What is expected
Output every entry exactly as written, but omit the pictures.

Supplied records
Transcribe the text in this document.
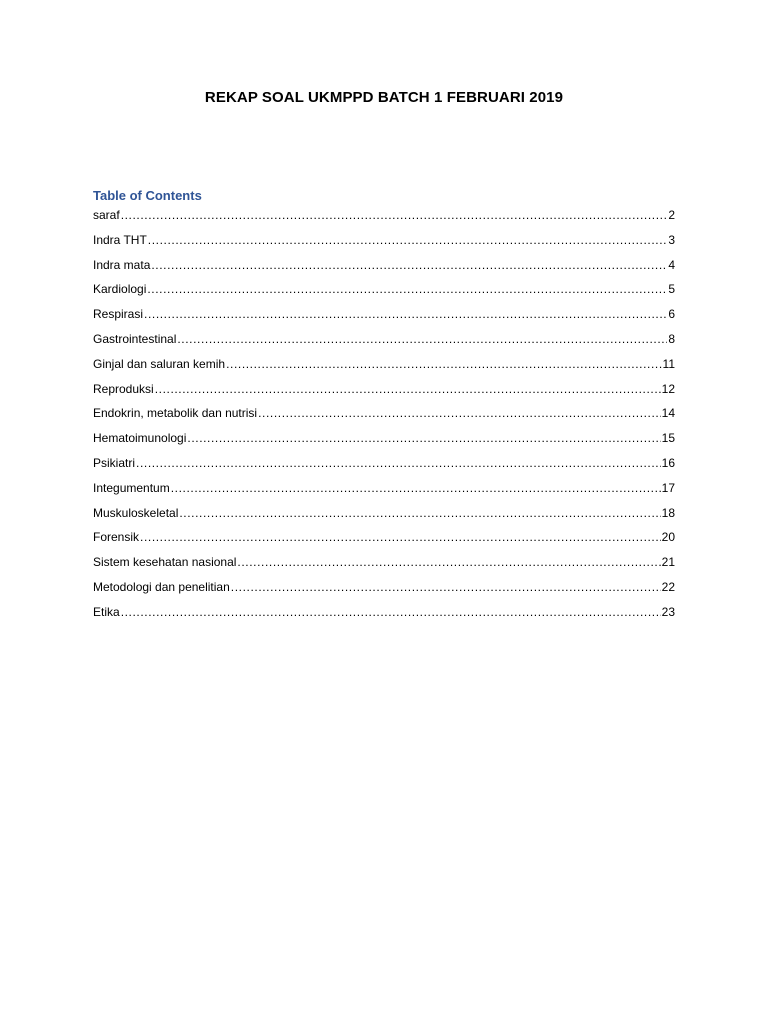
REKAP SOAL UKMPPD BATCH 1 FEBRUARI 2019
Table of Contents
saraf .....	2
Indra THT .....	3
Indra mata .....	4
Kardiologi .....	5
Respirasi .....	6
Gastrointestinal .....	8
Ginjal dan saluran kemih .....	11
Reproduksi .....	12
Endokrin, metabolik dan nutrisi .....	14
Hematoimunologi .....	15
Psikiatri .....	16
Integumentum .....	17
Muskuloskeletal .....	18
Forensik .....	20
Sistem kesehatan nasional .....	21
Metodologi dan penelitian .....	22
Etika .....	23
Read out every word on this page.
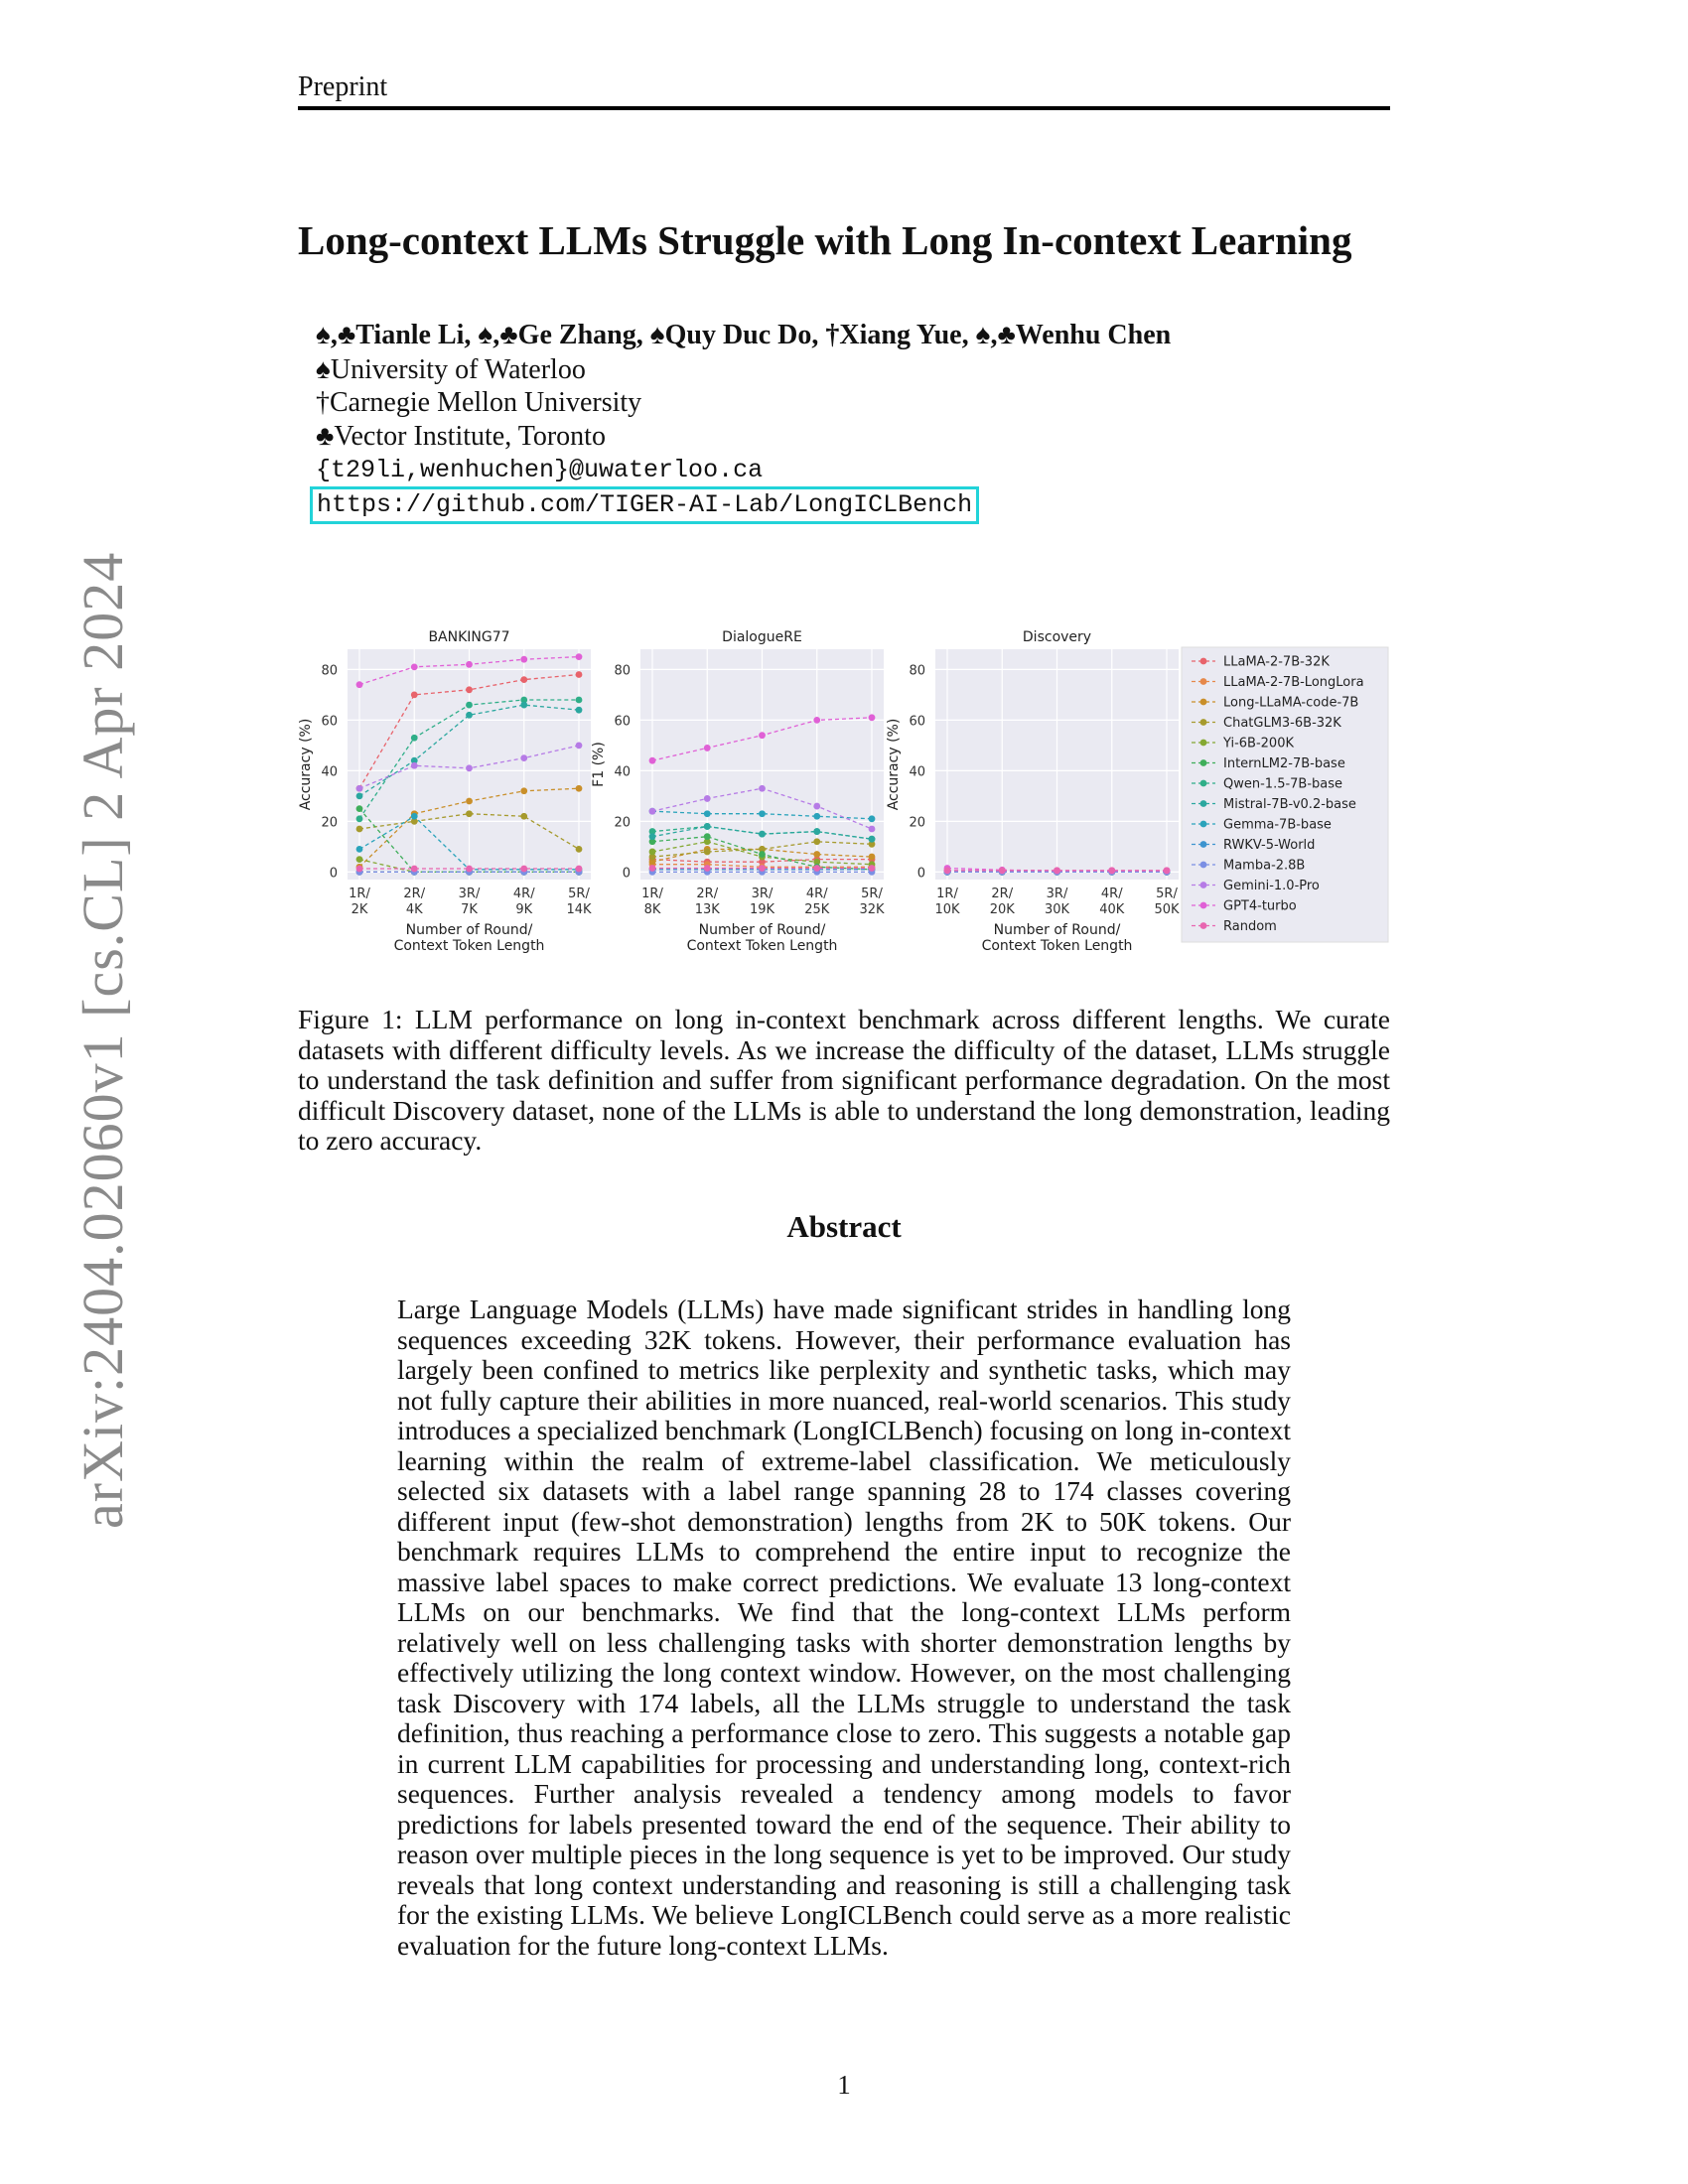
Preprint
arXiv:2404.02060v1 [cs.CL] 2 Apr 2024
Long-context LLMs Struggle with Long In-context Learning
♠,♣Tianle Li, ♠,♣Ge Zhang, ♠Quy Duc Do, †Xiang Yue, ♠,♣Wenhu Chen
♠University of Waterloo
†Carnegie Mellon University
♣Vector Institute, Toronto
{t29li,wenhuchen}@uwaterloo.ca
https://github.com/TIGER-AI-Lab/LongICLBench
0
20
40
60
80
1R/
2K
2R/
4K
3R/
7K
4R/
9K
5R/
14K
BANKING77
Number of Round/
Context Token Length
Accuracy (%)
0
20
40
60
80
1R/
8K
2R/
13K
3R/
19K
4R/
25K
5R/
32K
DialogueRE
Number of Round/
Context Token Length
F1 (%)
0
20
40
60
80
1R/
10K
2R/
20K
3R/
30K
4R/
40K
5R/
50K
Discovery
Number of Round/
Context Token Length
Accuracy (%)
LLaMA-2-7B-32K
LLaMA-2-7B-LongLora
Long-LLaMA-code-7B
ChatGLM3-6B-32K
Yi-6B-200K
InternLM2-7B-base
Qwen-1.5-7B-base
Mistral-7B-v0.2-base
Gemma-7B-base
RWKV-5-World
Mamba-2.8B
Gemini-1.0-Pro
GPT4-turbo
Random
Figure 1: LLM performance on long in-context benchmark across different lengths. We curate datasets with different difficulty levels. As we increase the difficulty of the dataset, LLMs struggle to understand the task definition and suffer from significant performance degradation. On the most difficult Discovery dataset, none of the LLMs is able to understand the long demonstration, leading to zero accuracy.
Abstract
Large Language Models (LLMs) have made significant strides in handling long sequences exceeding 32K tokens. However, their performance evaluation has largely been confined to metrics like perplexity and synthetic tasks, which may not fully capture their abilities in more nuanced, real-world scenarios. This study introduces a specialized benchmark (LongICLBench) focusing on long in-context learning within the realm of extreme-label classification. We meticulously selected six datasets with a label range spanning 28 to 174 classes covering different input (few-shot demonstration) lengths from 2K to 50K tokens. Our benchmark requires LLMs to comprehend the entire input to recognize the massive label spaces to make correct predictions. We evaluate 13 long-context LLMs on our benchmarks. We find that the long-context LLMs perform relatively well on less challenging tasks with shorter demonstration lengths by effectively utilizing the long context window. However, on the most challenging task Discovery with 174 labels, all the LLMs struggle to understand the task definition, thus reaching a performance close to zero. This suggests a notable gap in current LLM capabilities for processing and understanding long, context-rich sequences. Further analysis revealed a tendency among models to favor predictions for labels presented toward the end of the sequence. Their ability to reason over multiple pieces in the long sequence is yet to be improved. Our study reveals that long context understanding and reasoning is still a challenging task for the existing LLMs. We believe LongICLBench could serve as a more realistic evaluation for the future long-context LLMs.
1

The result
Transcribe the text in this document.
REKAP SOAL UKMPPD BATCH 1 FEBRUARI 2019
Table of Contents
saraf .....	2
Indra THT .....	3
Indra mata .....	4
Kardiologi .....	5
Respirasi .....	6
Gastrointestinal .....	8
Ginjal dan saluran kemih .....	11
Reproduksi .....	12
Endokrin, metabolik dan nutrisi .....	14
Hematoimunologi .....	15
Psikiatri .....	16
Integumentum .....	17
Muskuloskeletal .....	18
Forensik .....	20
Sistem kesehatan nasional .....	21
Metodologi dan penelitian .....	22
Etika .....	23
Read out every word on this page.
Preprint
arXiv:2404.02060v1 [cs.CL] 2 Apr 2024
Long-context LLMs Struggle with Long In-context Learning
♠,♣Tianle Li, ♠,♣Ge Zhang, ♠Quy Duc Do, †Xiang Yue, ♠,♣Wenhu Chen
♠University of Waterloo
†Carnegie Mellon University
♣Vector Institute, Toronto
{t29li,wenhuchen}@uwaterloo.ca
https://github.com/TIGER-AI-Lab/LongICLBench
0
20
40
60
80
1R/
2K
2R/
4K
3R/
7K
4R/
9K
5R/
14K
BANKING77
Number of Round/
Context Token Length
Accuracy (%)
0
20
40
60
80
1R/
8K
2R/
13K
3R/
19K
4R/
25K
5R/
32K
DialogueRE
Number of Round/
Context Token Length
F1 (%)
0
20
40
60
80
1R/
10K
2R/
20K
3R/
30K
4R/
40K
5R/
50K
Discovery
Number of Round/
Context Token Length
Accuracy (%)
LLaMA-2-7B-32K
LLaMA-2-7B-LongLora
Long-LLaMA-code-7B
ChatGLM3-6B-32K
Yi-6B-200K
InternLM2-7B-base
Qwen-1.5-7B-base
Mistral-7B-v0.2-base
Gemma-7B-base
RWKV-5-World
Mamba-2.8B
Gemini-1.0-Pro
GPT4-turbo
Random
Figure 1: LLM performance on long in-context benchmark across different lengths. We curate datasets with different difficulty levels. As we increase the difficulty of the dataset, LLMs struggle to understand the task definition and suffer from significant performance degradation. On the most difficult Discovery dataset, none of the LLMs is able to understand the long demonstration, leading to zero accuracy.
Abstract
Large Language Models (LLMs) have made significant strides in handling long sequences exceeding 32K tokens. However, their performance evaluation has largely been confined to metrics like perplexity and synthetic tasks, which may not fully capture their abilities in more nuanced, real-world scenarios. This study introduces a specialized benchmark (LongICLBench) focusing on long in-context learning within the realm of extreme-label classification. We meticulously selected six datasets with a label range spanning 28 to 174 classes covering different input (few-shot demonstration) lengths from 2K to 50K tokens. Our benchmark requires LLMs to comprehend the entire input to recognize the massive label spaces to make correct predictions. We evaluate 13 long-context LLMs on our benchmarks. We find that the long-context LLMs perform relatively well on less challenging tasks with shorter demonstration lengths by effectively utilizing the long context window. However, on the most challenging task Discovery with 174 labels, all the LLMs struggle to understand the task definition, thus reaching a performance close to zero. This suggests a notable gap in current LLM capabilities for processing and understanding long, context-rich sequences. Further analysis revealed a tendency among models to favor predictions for labels presented toward the end of the sequence. Their ability to reason over multiple pieces in the long sequence is yet to be improved. Our study reveals that long context understanding and reasoning is still a challenging task for the existing LLMs. We believe LongICLBench could serve as a more realistic evaluation for the future long-context LLMs.
1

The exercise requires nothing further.